• Exercise objective
Each line in the entries below that holds the string "beginPath" is to be listed.

(Rows from a dataset)
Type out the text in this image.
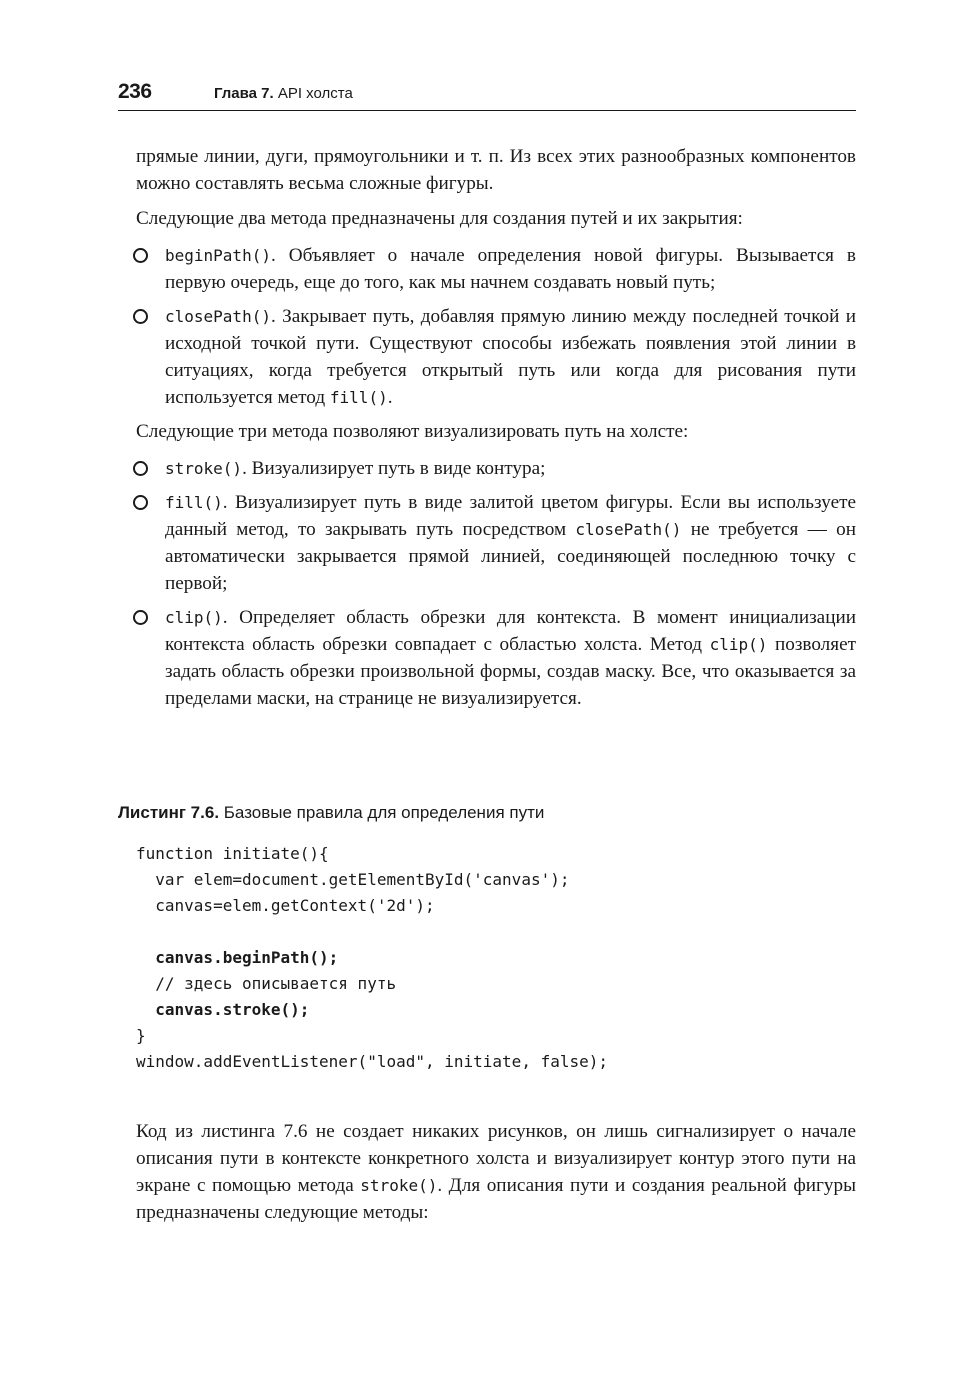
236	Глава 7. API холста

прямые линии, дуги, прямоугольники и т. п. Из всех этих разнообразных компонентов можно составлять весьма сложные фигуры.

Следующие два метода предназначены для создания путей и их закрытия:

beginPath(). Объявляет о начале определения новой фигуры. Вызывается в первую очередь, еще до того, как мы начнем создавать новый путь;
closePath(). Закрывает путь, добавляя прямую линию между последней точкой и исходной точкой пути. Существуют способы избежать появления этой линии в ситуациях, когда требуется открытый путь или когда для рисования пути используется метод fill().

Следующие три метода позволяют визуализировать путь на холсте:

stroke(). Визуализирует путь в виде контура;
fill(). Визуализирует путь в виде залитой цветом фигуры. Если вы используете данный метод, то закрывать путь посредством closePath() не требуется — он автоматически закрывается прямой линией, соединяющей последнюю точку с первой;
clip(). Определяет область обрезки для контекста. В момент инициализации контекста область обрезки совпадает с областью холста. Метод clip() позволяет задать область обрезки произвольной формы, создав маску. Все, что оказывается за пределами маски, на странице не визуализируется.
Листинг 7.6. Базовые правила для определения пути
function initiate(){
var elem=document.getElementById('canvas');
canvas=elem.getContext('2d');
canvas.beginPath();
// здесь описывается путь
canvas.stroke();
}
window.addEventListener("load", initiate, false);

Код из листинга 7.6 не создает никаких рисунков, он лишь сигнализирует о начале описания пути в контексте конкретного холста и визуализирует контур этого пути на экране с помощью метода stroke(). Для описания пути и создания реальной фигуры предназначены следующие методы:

• Solution to the exercise
beginPath(). Объявляет о начале определения новой фигуры. Вызывается в первую очередь, еще до того, как мы начнем создавать новый путь;
canvas.beginPath();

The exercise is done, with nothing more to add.